Page text:
········
Relevant legal principles.

42. I do not believe that the decision of the English Court in Ebrahim correctly expresses the principles to be applied in this jurisdiction.


43. Firstly, it must be noted that there is a major procedural difference between the two jurisdictions. It appears that in the United Kingdom the usual procedure in cases such as this is to apply to the Court of trial to stay the proceedings in the exercise of its inherent jurisdiction. This is on the basis that “the Courts retain an inherent jurisdiction to restrain what they perceive to be an abuse of their process...... this residual and discretionary power in any court to stay criminal proceedings as an abuse of its process is one which ought only to be employed in exceptional circumstances, whatever the reasons submitted for invoking it”. (Ebrahim page 836).


In The State (O’Connell) v. Fawsitt [1986] IR 362 a somewhat similar view was expressed by Murphy J. in the High Court in refusing to grant an Order of Prohibition in respect of a criminal trial which had been long delayed. He thought that the matter was one for the trial judge in the Circuit Court:-
“If the learned Circuit Court judge is satisfied that, in all of the circumstances of the case as established before him, the delay was excessive or unduly prejudicial to the prosecutor..... it would be the right and duty of the Circuit judge to dismiss the pending charges and I have no reason to doubt that he will adopt that course if it is appropriate so to do”.

44. This decision, however, was successfully appealed to the Supreme Court. The judgment is that of Finlay C.J. with which Walsh, Henchy, Griffin and McCarthy JJ agreed. He said:-

“I have come to the conclusion that, in this portion of his judgment, the learned trial judge was in error. I am satisfied that if a person’s trial has been excessively delayed so as to prejudice his chance of obtaining a fair trial, then the appropriate remedy by which the constitutional rights of such an individual can be defended and protected is by an Order of Prohibition. It may well be that an equal remedy or alternative remedy in summary cases is an application for the justice concerned to dismiss because of the delay. In the case of a trial on an indictable charge, however, I am not satisfied that it is correct to leave to the trial judge a discretion as to whether, as it were, to prohibit himself from letting the indictment go forward or whether to let the indictment go forward. A person charged with an indictable offence and whose chances of a fair trial have been prejudiced by excessive delay should not be put to the risk of being arraigned and pleading before the jury”.

45. It may be noted that in this country as in England the principal single ground on which it is sought to interfere with criminal trials going ahead is that of delay. But there seems to be no reason why the same principle should not apply where it is sought to prevent a trial proceeding for other reason. Accordingly it seems that the appropriate course, at least in the case of a proposed trial on indictment, is an application for judicial review. Nolan v. DPP [1994] 3 IR 626 was a case involving a trial in the District Court to which, it appears, different procedures may apply.
········
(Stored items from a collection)
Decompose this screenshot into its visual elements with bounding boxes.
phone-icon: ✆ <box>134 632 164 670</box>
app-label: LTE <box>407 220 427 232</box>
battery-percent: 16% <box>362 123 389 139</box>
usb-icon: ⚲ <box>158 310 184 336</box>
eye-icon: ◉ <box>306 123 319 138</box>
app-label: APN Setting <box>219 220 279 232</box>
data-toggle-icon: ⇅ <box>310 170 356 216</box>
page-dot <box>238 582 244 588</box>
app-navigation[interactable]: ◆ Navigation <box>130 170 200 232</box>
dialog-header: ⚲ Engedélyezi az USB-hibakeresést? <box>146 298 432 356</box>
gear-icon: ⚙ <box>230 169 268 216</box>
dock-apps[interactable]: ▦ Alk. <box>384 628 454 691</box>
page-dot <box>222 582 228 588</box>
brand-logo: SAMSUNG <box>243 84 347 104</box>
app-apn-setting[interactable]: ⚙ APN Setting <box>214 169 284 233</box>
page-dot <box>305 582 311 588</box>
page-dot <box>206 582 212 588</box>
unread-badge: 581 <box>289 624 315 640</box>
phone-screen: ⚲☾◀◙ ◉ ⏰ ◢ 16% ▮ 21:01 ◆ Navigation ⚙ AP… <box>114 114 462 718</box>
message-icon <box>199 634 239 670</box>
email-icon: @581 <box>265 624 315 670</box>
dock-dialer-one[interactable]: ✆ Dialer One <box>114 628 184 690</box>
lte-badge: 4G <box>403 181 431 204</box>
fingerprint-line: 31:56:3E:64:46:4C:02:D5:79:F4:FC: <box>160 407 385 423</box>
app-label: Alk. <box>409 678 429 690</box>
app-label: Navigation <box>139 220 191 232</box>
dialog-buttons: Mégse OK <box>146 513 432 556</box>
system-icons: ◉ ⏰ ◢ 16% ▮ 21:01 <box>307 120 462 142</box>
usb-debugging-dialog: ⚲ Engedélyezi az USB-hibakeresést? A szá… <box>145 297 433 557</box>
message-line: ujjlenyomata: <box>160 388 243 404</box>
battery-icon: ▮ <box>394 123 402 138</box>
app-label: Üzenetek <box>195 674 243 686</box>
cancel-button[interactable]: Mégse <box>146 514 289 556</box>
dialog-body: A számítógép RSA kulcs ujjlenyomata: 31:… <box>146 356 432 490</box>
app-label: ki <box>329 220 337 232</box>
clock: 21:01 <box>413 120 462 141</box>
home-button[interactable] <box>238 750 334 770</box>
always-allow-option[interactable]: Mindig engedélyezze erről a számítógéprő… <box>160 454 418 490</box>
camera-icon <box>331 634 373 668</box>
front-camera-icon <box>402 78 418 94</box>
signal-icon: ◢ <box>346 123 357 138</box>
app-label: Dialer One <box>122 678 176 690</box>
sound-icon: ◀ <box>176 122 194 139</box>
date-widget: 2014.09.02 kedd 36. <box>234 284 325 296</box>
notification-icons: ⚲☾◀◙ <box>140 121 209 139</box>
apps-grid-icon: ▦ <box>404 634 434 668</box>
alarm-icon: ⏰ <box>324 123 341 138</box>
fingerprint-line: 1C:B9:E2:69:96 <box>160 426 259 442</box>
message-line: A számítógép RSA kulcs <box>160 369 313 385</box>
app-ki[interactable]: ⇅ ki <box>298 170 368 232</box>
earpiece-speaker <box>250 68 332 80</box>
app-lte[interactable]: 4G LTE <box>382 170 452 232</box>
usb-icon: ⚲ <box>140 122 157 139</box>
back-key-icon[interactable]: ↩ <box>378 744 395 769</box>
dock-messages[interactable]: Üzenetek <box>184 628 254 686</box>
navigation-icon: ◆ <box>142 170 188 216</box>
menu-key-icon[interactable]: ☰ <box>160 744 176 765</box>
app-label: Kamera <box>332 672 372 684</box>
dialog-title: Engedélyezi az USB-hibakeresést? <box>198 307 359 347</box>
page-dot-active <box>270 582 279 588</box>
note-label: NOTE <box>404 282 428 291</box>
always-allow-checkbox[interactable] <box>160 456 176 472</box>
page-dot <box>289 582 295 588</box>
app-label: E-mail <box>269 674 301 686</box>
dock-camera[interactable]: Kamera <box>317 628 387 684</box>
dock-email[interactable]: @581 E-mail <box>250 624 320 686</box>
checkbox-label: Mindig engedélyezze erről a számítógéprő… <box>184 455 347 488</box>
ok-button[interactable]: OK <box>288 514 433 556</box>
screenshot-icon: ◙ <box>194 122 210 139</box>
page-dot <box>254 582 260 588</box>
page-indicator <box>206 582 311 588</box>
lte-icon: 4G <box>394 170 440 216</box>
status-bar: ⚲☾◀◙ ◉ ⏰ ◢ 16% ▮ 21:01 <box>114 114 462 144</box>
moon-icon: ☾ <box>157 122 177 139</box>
········
Request 1:
Answer these questions from the legal principles text:
(a) Which court heard the successful appeal in The State (O'Connell) v. Fawsitt?
(b) At which page of Ebrahim does the quoted passage on abuse of process appear?
(c) In which court did the trial in Nolan v. DPP take place?
Request 2: Reproduce word for word the part of the legal principles text starting at "42. I do not" and ending at "(Ebrahim page 836).".

Expected output 1:
(a) The Supreme Court
(b) Page 836
(c) The District Court

Expected output 2:
42. I do not believe that the decision of the English Court in Ebrahim correctly expresses the principles to be applied in this jurisdiction.


43. Firstly, it must be noted that there is a major procedural difference between the two jurisdictions. It appears that in the United Kingdom the usual procedure in cases such as this is to apply to the Court of trial to stay the proceedings in the exercise of its inherent jurisdiction. This is on the basis that “the Courts retain an inherent jurisdiction to restrain what they perceive to be an abuse of their process...... this residual and discretionary power in any court to stay criminal proceedings as an abuse of its process is one which ought only to be employed in exceptional circumstances, whatever the reasons submitted for invoking it”. (Ebrahim page 836).